[WHAT THE EXERCISE ASKS]
Pictures aside, write out every record exactly as it appears.

════════

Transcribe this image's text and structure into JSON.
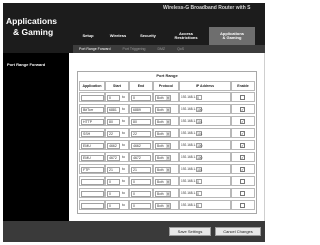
{
  "header": {
    "brand_line1": "Applications",
    "brand_line2": "& Gaming",
    "product": "Wireless-G Broadband Router with S"
  },
  "tabs": [
    {
      "label": "Setup",
      "active": false
    },
    {
      "label": "Wireless",
      "active": false
    },
    {
      "label": "Security",
      "active": false
    },
    {
      "label": "Access\nRestrictions",
      "active": false
    },
    {
      "label": "Applications\n& Gaming",
      "active": true
    }
  ],
  "subtabs": [
    {
      "label": "Port Range Forward",
      "active": true
    },
    {
      "label": "Port Triggering",
      "active": false
    },
    {
      "label": "DMZ",
      "active": false
    },
    {
      "label": "QoS",
      "active": false
    }
  ],
  "sidebar": {
    "label": "Port Range Forward"
  },
  "table": {
    "caption": "Port Range",
    "headers": [
      "Application",
      "Start",
      "End",
      "Protocol",
      "IP Address",
      "Enable"
    ],
    "to_label": "to",
    "ip_prefix": "192.168.1.",
    "rows": [
      {
        "app": "",
        "start": "0",
        "end": "0",
        "protocol": "Both",
        "ip": "0",
        "enabled": false
      },
      {
        "app": "BitTorr",
        "start": "6881",
        "end": "6889",
        "protocol": "Both",
        "ip": "100",
        "enabled": true
      },
      {
        "app": "HTTP",
        "start": "80",
        "end": "80",
        "protocol": "Both",
        "ip": "101",
        "enabled": true
      },
      {
        "app": "SSH",
        "start": "22",
        "end": "22",
        "protocol": "Both",
        "ip": "101",
        "enabled": true
      },
      {
        "app": "EMU",
        "start": "4662",
        "end": "4662",
        "protocol": "Both",
        "ip": "100",
        "enabled": true
      },
      {
        "app": "EMU",
        "start": "4672",
        "end": "4672",
        "protocol": "Both",
        "ip": "100",
        "enabled": true
      },
      {
        "app": "FTP",
        "start": "21",
        "end": "21",
        "protocol": "Both",
        "ip": "101",
        "enabled": true
      },
      {
        "app": "",
        "start": "0",
        "end": "0",
        "protocol": "Both",
        "ip": "0",
        "enabled": false
      },
      {
        "app": "",
        "start": "0",
        "end": "0",
        "protocol": "Both",
        "ip": "0",
        "enabled": false
      },
      {
        "app": "",
        "start": "0",
        "end": "0",
        "protocol": "Both",
        "ip": "0",
        "enabled": false
      }
    ]
  },
  "buttons": {
    "save": "Save Settings",
    "cancel": "Cancel Changes"
  }
}
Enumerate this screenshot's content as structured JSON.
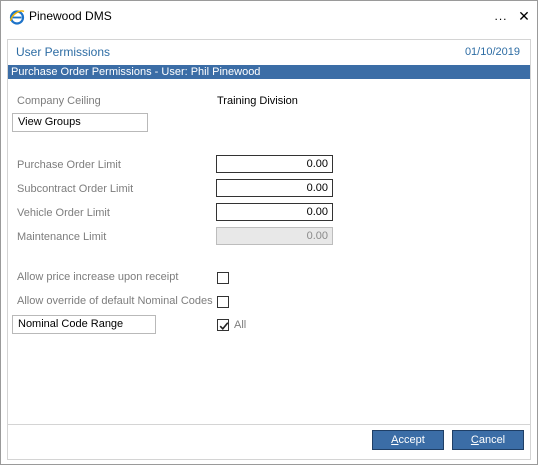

════════

[FULL ANSWER]
Transcribe this image's text and structure into JSON.
{
  "header": {
    "brand_line1": "Applications",
    "brand_line2": "& Gaming",
    "product": "Wireless-G Broadband Router with S"
  },
  "tabs": [
    {
      "label": "Setup",
      "active": false
    },
    {
      "label": "Wireless",
      "active": false
    },
    {
      "label": "Security",
      "active": false
    },
    {
      "label": "Access\nRestrictions",
      "active": false
    },
    {
      "label": "Applications\n& Gaming",
      "active": true
    }
  ],
  "subtabs": [
    {
      "label": "Port Range Forward",
      "active": true
    },
    {
      "label": "Port Triggering",
      "active": false
    },
    {
      "label": "DMZ",
      "active": false
    },
    {
      "label": "QoS",
      "active": false
    }
  ],
  "sidebar": {
    "label": "Port Range Forward"
  },
  "table": {
    "caption": "Port Range",
    "headers": [
      "Application",
      "Start",
      "End",
      "Protocol",
      "IP Address",
      "Enable"
    ],
    "to_label": "to",
    "ip_prefix": "192.168.1.",
    "rows": [
      {
        "app": "",
        "start": "0",
        "end": "0",
        "protocol": "Both",
        "ip": "0",
        "enabled": false
      },
      {
        "app": "BitTorr",
        "start": "6881",
        "end": "6889",
        "protocol": "Both",
        "ip": "100",
        "enabled": true
      },
      {
        "app": "HTTP",
        "start": "80",
        "end": "80",
        "protocol": "Both",
        "ip": "101",
        "enabled": true
      },
      {
        "app": "SSH",
        "start": "22",
        "end": "22",
        "protocol": "Both",
        "ip": "101",
        "enabled": true
      },
      {
        "app": "EMU",
        "start": "4662",
        "end": "4662",
        "protocol": "Both",
        "ip": "100",
        "enabled": true
      },
      {
        "app": "EMU",
        "start": "4672",
        "end": "4672",
        "protocol": "Both",
        "ip": "100",
        "enabled": true
      },
      {
        "app": "FTP",
        "start": "21",
        "end": "21",
        "protocol": "Both",
        "ip": "101",
        "enabled": true
      },
      {
        "app": "",
        "start": "0",
        "end": "0",
        "protocol": "Both",
        "ip": "0",
        "enabled": false
      },
      {
        "app": "",
        "start": "0",
        "end": "0",
        "protocol": "Both",
        "ip": "0",
        "enabled": false
      },
      {
        "app": "",
        "start": "0",
        "end": "0",
        "protocol": "Both",
        "ip": "0",
        "enabled": false
      }
    ]
  },
  "buttons": {
    "save": "Save Settings",
    "cancel": "Cancel Changes"
  }
}
Enumerate this screenshot's content as structured JSON.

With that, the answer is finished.